• [WHAT IS ASKED] Extract every entry word for word.

• [INPUT]
########

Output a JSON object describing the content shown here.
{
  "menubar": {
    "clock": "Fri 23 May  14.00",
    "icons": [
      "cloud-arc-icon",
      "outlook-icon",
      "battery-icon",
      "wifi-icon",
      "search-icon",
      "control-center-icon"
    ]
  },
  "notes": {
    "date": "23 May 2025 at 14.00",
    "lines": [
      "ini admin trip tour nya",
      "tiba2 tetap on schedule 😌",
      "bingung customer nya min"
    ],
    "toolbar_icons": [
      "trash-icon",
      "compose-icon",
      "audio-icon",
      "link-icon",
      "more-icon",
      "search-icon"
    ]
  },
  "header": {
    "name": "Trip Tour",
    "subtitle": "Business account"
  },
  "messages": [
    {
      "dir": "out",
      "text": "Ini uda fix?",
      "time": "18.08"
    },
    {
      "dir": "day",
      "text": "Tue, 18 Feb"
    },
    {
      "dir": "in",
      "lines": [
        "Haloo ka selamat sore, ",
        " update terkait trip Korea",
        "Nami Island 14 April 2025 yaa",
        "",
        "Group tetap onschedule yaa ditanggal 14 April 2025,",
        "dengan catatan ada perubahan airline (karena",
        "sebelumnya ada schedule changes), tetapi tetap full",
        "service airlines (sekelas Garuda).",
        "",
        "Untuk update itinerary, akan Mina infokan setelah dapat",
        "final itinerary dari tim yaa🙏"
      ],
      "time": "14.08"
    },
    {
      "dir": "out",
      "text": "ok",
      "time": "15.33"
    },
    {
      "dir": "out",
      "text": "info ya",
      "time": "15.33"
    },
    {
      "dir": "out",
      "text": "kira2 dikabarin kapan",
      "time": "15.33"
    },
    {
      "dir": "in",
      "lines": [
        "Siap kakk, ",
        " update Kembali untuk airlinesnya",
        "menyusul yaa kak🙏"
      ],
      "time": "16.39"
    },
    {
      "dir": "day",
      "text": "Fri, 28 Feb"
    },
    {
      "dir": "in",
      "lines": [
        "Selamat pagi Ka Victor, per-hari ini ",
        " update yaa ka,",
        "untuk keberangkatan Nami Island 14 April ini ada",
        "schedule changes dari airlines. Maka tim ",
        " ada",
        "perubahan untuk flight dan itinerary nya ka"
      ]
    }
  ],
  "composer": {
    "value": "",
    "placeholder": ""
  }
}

########

• [FULL SOLUTION]
Output a JSON object describing the content shown here.
{
  "menubar": {
    "clock": "Fri 23 May  14.00",
    "icons": [
      "cloud-arc-icon",
      "outlook-icon",
      "battery-icon",
      "wifi-icon",
      "search-icon",
      "control-center-icon"
    ]
  },
  "notes": {
    "date": "23 May 2025 at 14.00",
    "lines": [
      "ini admin trip tour nya",
      "tiba2 tetap on schedule 😌",
      "bingung customer nya min"
    ],
    "toolbar_icons": [
      "trash-icon",
      "compose-icon",
      "audio-icon",
      "link-icon",
      "more-icon",
      "search-icon"
    ]
  },
  "header": {
    "name": "Trip Tour",
    "subtitle": "Business account"
  },
  "messages": [
    {
      "dir": "out",
      "text": "Ini uda fix?",
      "time": "18.08"
    },
    {
      "dir": "day",
      "text": "Tue, 18 Feb"
    },
    {
      "dir": "in",
      "lines": [
        "Haloo ka selamat sore, ",
        " update terkait trip Korea",
        "Nami Island 14 April 2025 yaa",
        "",
        "Group tetap onschedule yaa ditanggal 14 April 2025,",
        "dengan catatan ada perubahan airline (karena",
        "sebelumnya ada schedule changes), tetapi tetap full",
        "service airlines (sekelas Garuda).",
        "",
        "Untuk update itinerary, akan Mina infokan setelah dapat",
        "final itinerary dari tim yaa🙏"
      ],
      "time": "14.08"
    },
    {
      "dir": "out",
      "text": "ok",
      "time": "15.33"
    },
    {
      "dir": "out",
      "text": "info ya",
      "time": "15.33"
    },
    {
      "dir": "out",
      "text": "kira2 dikabarin kapan",
      "time": "15.33"
    },
    {
      "dir": "in",
      "lines": [
        "Siap kakk, ",
        " update Kembali untuk airlinesnya",
        "menyusul yaa kak🙏"
      ],
      "time": "16.39"
    },
    {
      "dir": "day",
      "text": "Fri, 28 Feb"
    },
    {
      "dir": "in",
      "lines": [
        "Selamat pagi Ka Victor, per-hari ini ",
        " update yaa ka,",
        "untuk keberangkatan Nami Island 14 April ini ada",
        "schedule changes dari airlines. Maka tim ",
        " ada",
        "perubahan untuk flight dan itinerary nya ka"
      ]
    }
  ],
  "composer": {
    "value": "",
    "placeholder": ""
  }
}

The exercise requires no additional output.